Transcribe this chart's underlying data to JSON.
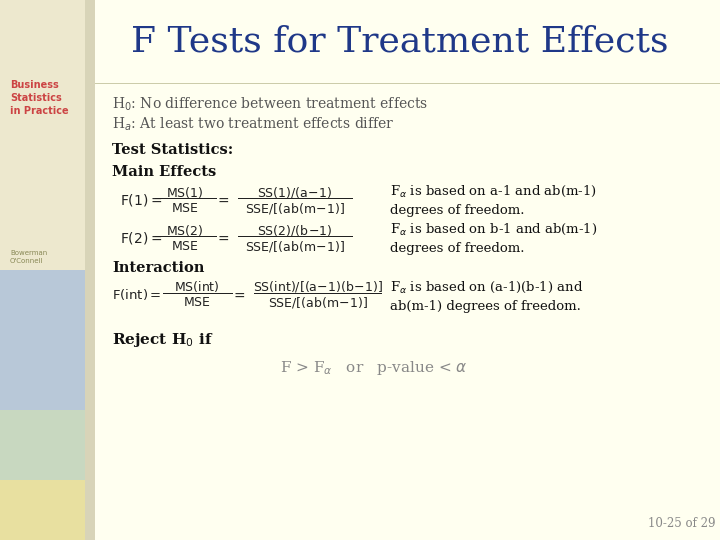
{
  "title": "F Tests for Treatment Effects",
  "title_color": "#1F3888",
  "slide_bg": "#FFFFF0",
  "content_bg": "#FFFFF0",
  "left_bg": "#F0EDD8",
  "h0_text": "H$_0$: No difference between treatment effects",
  "ha_text": "H$_a$: At least two treatment effects differ",
  "test_stat_label": "Test Statistics:",
  "main_effects_label": "Main Effects",
  "interaction_label": "Interaction",
  "reject_bold": "Reject H$_0$ if",
  "f1_note": "F$_{\\alpha}$ is based on a-1 and ab(m-1)\ndegrees of freedom.",
  "f2_note": "F$_{\\alpha}$ is based on b-1 and ab(m-1)\ndegrees of freedom.",
  "fint_note": "F$_{\\alpha}$ is based on (a-1)(b-1) and\nab(m-1) degrees of freedom.",
  "reject_formula": "F > F$_{\\alpha}$   or   p-value < $\\alpha$",
  "slide_num": "10-25 of 29",
  "text_gray": "#555555",
  "text_dark": "#111111",
  "formula_color": "#222222",
  "sidebar_cream": "#EDE8CE",
  "sidebar_blue": "#B8C8D8",
  "sidebar_green": "#C8D8C0",
  "sidebar_yellow": "#E8E0A0",
  "sidebar_strip": "#D8D0B0"
}
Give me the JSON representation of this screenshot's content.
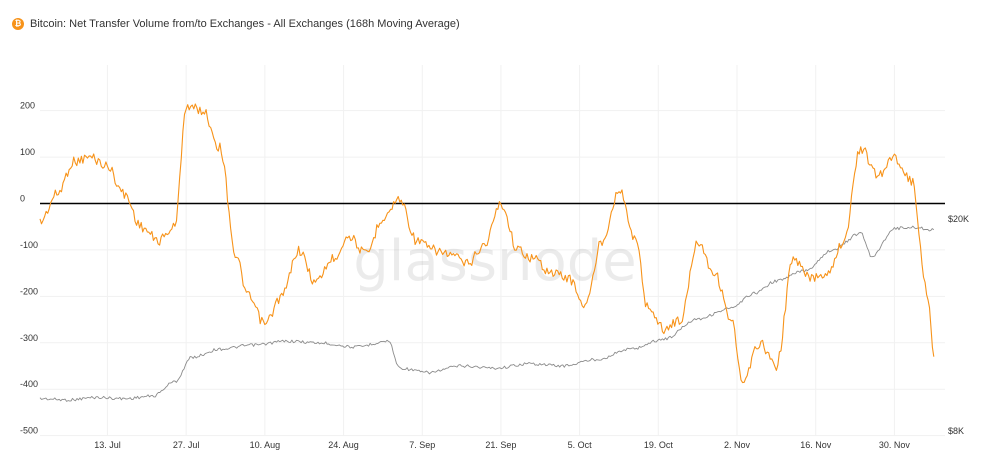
{
  "title": "Bitcoin: Net Transfer Volume from/to Exchanges - All Exchanges (168h Moving Average)",
  "watermark": "glassnode",
  "colors": {
    "primary": "#f7931a",
    "secondary": "#8c8c8c",
    "zero_line": "#000000",
    "brand": "#f7931a"
  },
  "chart_data": {
    "type": "line",
    "title": "Bitcoin: Net Transfer Volume from/to Exchanges - All Exchanges (168h Moving Average)",
    "x_ticks": [
      "13. Jul",
      "27. Jul",
      "10. Aug",
      "24. Aug",
      "7. Sep",
      "21. Sep",
      "5. Oct",
      "19. Oct",
      "2. Nov",
      "16. Nov",
      "30. Nov"
    ],
    "y_left": {
      "ticks": [
        200,
        100,
        0,
        -100,
        -200,
        -300,
        -400,
        -500
      ],
      "range": [
        -500,
        250
      ]
    },
    "y_right": {
      "ticks": [
        "$20K",
        "$8K"
      ],
      "scale": "log",
      "range": [
        8000,
        20000
      ]
    },
    "grid": true,
    "zero_line": true,
    "series": [
      {
        "axis": "left",
        "color": "#f7931a",
        "x": [
          "2020-07-01",
          "2020-07-04",
          "2020-07-07",
          "2020-07-10",
          "2020-07-13",
          "2020-07-16",
          "2020-07-19",
          "2020-07-22",
          "2020-07-25",
          "2020-07-27",
          "2020-07-30",
          "2020-08-02",
          "2020-08-05",
          "2020-08-07",
          "2020-08-10",
          "2020-08-13",
          "2020-08-16",
          "2020-08-19",
          "2020-08-22",
          "2020-08-25",
          "2020-08-28",
          "2020-08-31",
          "2020-09-03",
          "2020-09-06",
          "2020-09-09",
          "2020-09-12",
          "2020-09-15",
          "2020-09-18",
          "2020-09-21",
          "2020-09-24",
          "2020-09-27",
          "2020-09-30",
          "2020-10-03",
          "2020-10-06",
          "2020-10-09",
          "2020-10-12",
          "2020-10-15",
          "2020-10-17",
          "2020-10-20",
          "2020-10-23",
          "2020-10-26",
          "2020-10-29",
          "2020-11-01",
          "2020-11-03",
          "2020-11-06",
          "2020-11-09",
          "2020-11-12",
          "2020-11-15",
          "2020-11-18",
          "2020-11-21",
          "2020-11-24",
          "2020-11-27",
          "2020-11-30",
          "2020-12-03",
          "2020-12-06",
          "2020-12-07"
        ],
        "values": [
          -40,
          20,
          90,
          100,
          80,
          20,
          -50,
          -80,
          -50,
          210,
          200,
          120,
          -120,
          -200,
          -260,
          -200,
          -100,
          -170,
          -120,
          -70,
          -110,
          -30,
          10,
          -80,
          -100,
          -110,
          -130,
          -90,
          0,
          -100,
          -120,
          -150,
          -160,
          -220,
          -80,
          30,
          -80,
          -220,
          -270,
          -250,
          -80,
          -150,
          -250,
          -390,
          -300,
          -350,
          -120,
          -160,
          -150,
          -80,
          120,
          60,
          100,
          50,
          -200,
          -330
        ]
      },
      {
        "axis": "right",
        "color": "#8c8c8c",
        "x": [
          "2020-07-01",
          "2020-07-06",
          "2020-07-11",
          "2020-07-16",
          "2020-07-21",
          "2020-07-25",
          "2020-07-28",
          "2020-08-02",
          "2020-08-08",
          "2020-08-14",
          "2020-08-20",
          "2020-08-26",
          "2020-09-01",
          "2020-09-03",
          "2020-09-08",
          "2020-09-14",
          "2020-09-20",
          "2020-09-26",
          "2020-10-02",
          "2020-10-08",
          "2020-10-14",
          "2020-10-20",
          "2020-10-26",
          "2020-11-01",
          "2020-11-05",
          "2020-11-09",
          "2020-11-14",
          "2020-11-19",
          "2020-11-24",
          "2020-11-26",
          "2020-11-30",
          "2020-12-03",
          "2020-12-07"
        ],
        "values": [
          9200,
          9150,
          9250,
          9200,
          9300,
          9900,
          11000,
          11400,
          11600,
          11800,
          11700,
          11500,
          11800,
          10500,
          10300,
          10600,
          10500,
          10700,
          10600,
          10900,
          11400,
          11900,
          13000,
          13600,
          14500,
          15300,
          16000,
          17500,
          18800,
          17000,
          19200,
          19300,
          19100
        ]
      }
    ]
  }
}
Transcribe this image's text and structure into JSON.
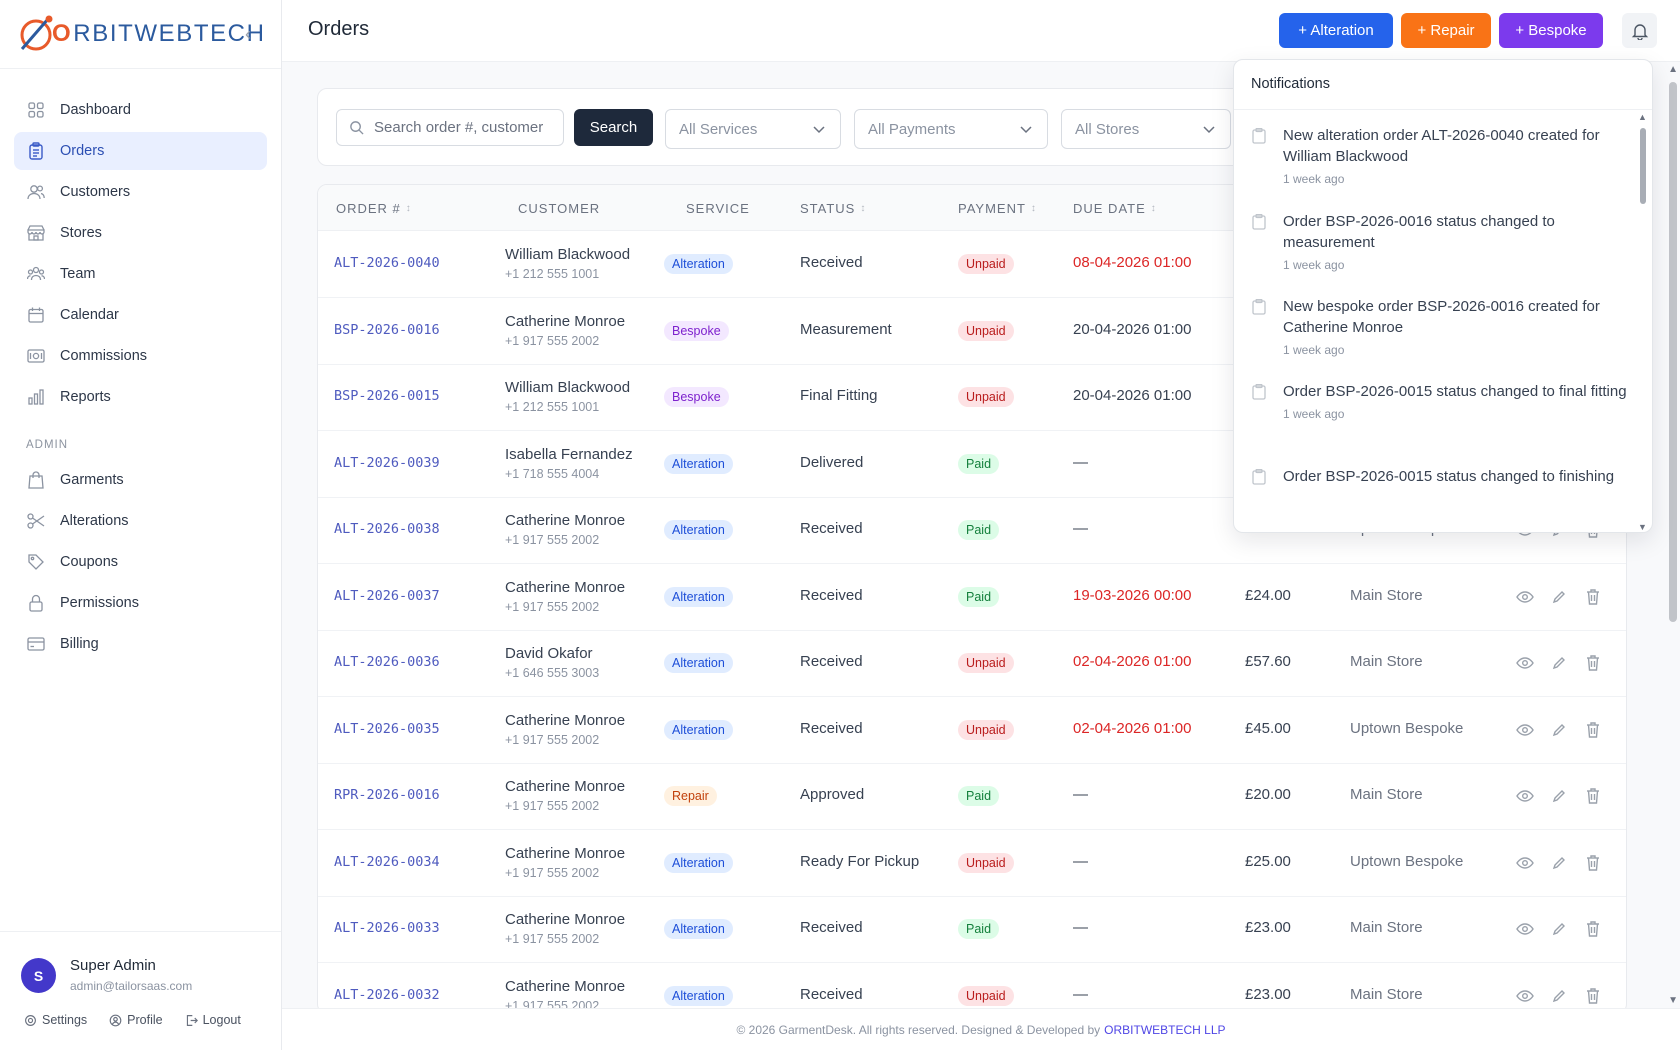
{
  "brand": {
    "o": "O",
    "rest": "RBITWEBTECH"
  },
  "nav": {
    "items": [
      {
        "label": "Dashboard"
      },
      {
        "label": "Orders"
      },
      {
        "label": "Customers"
      },
      {
        "label": "Stores"
      },
      {
        "label": "Team"
      },
      {
        "label": "Calendar"
      },
      {
        "label": "Commissions"
      },
      {
        "label": "Reports"
      }
    ],
    "admin_section": "ADMIN",
    "admin_items": [
      {
        "label": "Garments"
      },
      {
        "label": "Alterations"
      },
      {
        "label": "Coupons"
      },
      {
        "label": "Permissions"
      },
      {
        "label": "Billing"
      }
    ]
  },
  "user": {
    "initial": "S",
    "name": "Super Admin",
    "email": "admin@tailorsaas.com",
    "settings": "Settings",
    "profile": "Profile",
    "logout": "Logout"
  },
  "header": {
    "title": "Orders",
    "btn_alteration": "+ Alteration",
    "btn_repair": "+ Repair",
    "btn_bespoke": "+ Bespoke"
  },
  "filters": {
    "search_placeholder": "Search order #, customer",
    "search_button": "Search",
    "services": "All Services",
    "payments": "All Payments",
    "stores": "All Stores"
  },
  "columns": {
    "order": "ORDER #",
    "customer": "CUSTOMER",
    "service": "SERVICE",
    "status": "STATUS",
    "payment": "PAYMENT",
    "due": "DUE DATE"
  },
  "orders": [
    {
      "no": "ALT-2026-0040",
      "name": "William Blackwood",
      "phone": "+1 212 555 1001",
      "service": "Alteration",
      "status": "Received",
      "payment": "Unpaid",
      "due": "08-04-2026 01:00",
      "amount": "",
      "store": ""
    },
    {
      "no": "BSP-2026-0016",
      "name": "Catherine Monroe",
      "phone": "+1 917 555 2002",
      "service": "Bespoke",
      "status": "Measurement",
      "payment": "Unpaid",
      "due": "20-04-2026 01:00",
      "amount": "",
      "store": ""
    },
    {
      "no": "BSP-2026-0015",
      "name": "William Blackwood",
      "phone": "+1 212 555 1001",
      "service": "Bespoke",
      "status": "Final Fitting",
      "payment": "Unpaid",
      "due": "20-04-2026 01:00",
      "amount": "",
      "store": ""
    },
    {
      "no": "ALT-2026-0039",
      "name": "Isabella Fernandez",
      "phone": "+1 718 555 4004",
      "service": "Alteration",
      "status": "Delivered",
      "payment": "Paid",
      "due": "—",
      "amount": "",
      "store": ""
    },
    {
      "no": "ALT-2026-0038",
      "name": "Catherine Monroe",
      "phone": "+1 917 555 2002",
      "service": "Alteration",
      "status": "Received",
      "payment": "Paid",
      "due": "—",
      "amount": "£44.00",
      "store": "Uptown Bespoke"
    },
    {
      "no": "ALT-2026-0037",
      "name": "Catherine Monroe",
      "phone": "+1 917 555 2002",
      "service": "Alteration",
      "status": "Received",
      "payment": "Paid",
      "due": "19-03-2026 00:00",
      "amount": "£24.00",
      "store": "Main Store"
    },
    {
      "no": "ALT-2026-0036",
      "name": "David Okafor",
      "phone": "+1 646 555 3003",
      "service": "Alteration",
      "status": "Received",
      "payment": "Unpaid",
      "due": "02-04-2026 01:00",
      "amount": "£57.60",
      "store": "Main Store"
    },
    {
      "no": "ALT-2026-0035",
      "name": "Catherine Monroe",
      "phone": "+1 917 555 2002",
      "service": "Alteration",
      "status": "Received",
      "payment": "Unpaid",
      "due": "02-04-2026 01:00",
      "amount": "£45.00",
      "store": "Uptown Bespoke"
    },
    {
      "no": "RPR-2026-0016",
      "name": "Catherine Monroe",
      "phone": "+1 917 555 2002",
      "service": "Repair",
      "status": "Approved",
      "payment": "Paid",
      "due": "—",
      "amount": "£20.00",
      "store": "Main Store"
    },
    {
      "no": "ALT-2026-0034",
      "name": "Catherine Monroe",
      "phone": "+1 917 555 2002",
      "service": "Alteration",
      "status": "Ready For Pickup",
      "payment": "Unpaid",
      "due": "—",
      "amount": "£25.00",
      "store": "Uptown Bespoke"
    },
    {
      "no": "ALT-2026-0033",
      "name": "Catherine Monroe",
      "phone": "+1 917 555 2002",
      "service": "Alteration",
      "status": "Received",
      "payment": "Paid",
      "due": "—",
      "amount": "£23.00",
      "store": "Main Store"
    },
    {
      "no": "ALT-2026-0032",
      "name": "Catherine Monroe",
      "phone": "+1 917 555 2002",
      "service": "Alteration",
      "status": "Received",
      "payment": "Unpaid",
      "due": "—",
      "amount": "£23.00",
      "store": "Main Store"
    }
  ],
  "notifications": {
    "title": "Notifications",
    "items": [
      {
        "text": "New alteration order ALT-2026-0040 created for William Blackwood",
        "time": "1 week ago"
      },
      {
        "text": "Order BSP-2026-0016 status changed to measurement",
        "time": "1 week ago"
      },
      {
        "text": "New bespoke order BSP-2026-0016 created for Catherine Monroe",
        "time": "1 week ago"
      },
      {
        "text": "Order BSP-2026-0015 status changed to final fitting",
        "time": "1 week ago"
      },
      {
        "text": "Order BSP-2026-0015 status changed to finishing",
        "time": ""
      }
    ]
  },
  "footer": {
    "text": "© 2026 GarmentDesk. All rights reserved. Designed & Developed by",
    "link": "ORBITWEBTECH LLP"
  }
}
——
Copy each line above that contains the string "JSON".

(RESPONSE):
Transcribe this chart's underlying data to JSON.
Give me the JSON representation of this screenshot's content.
Transcribe this image's text and structure into JSON.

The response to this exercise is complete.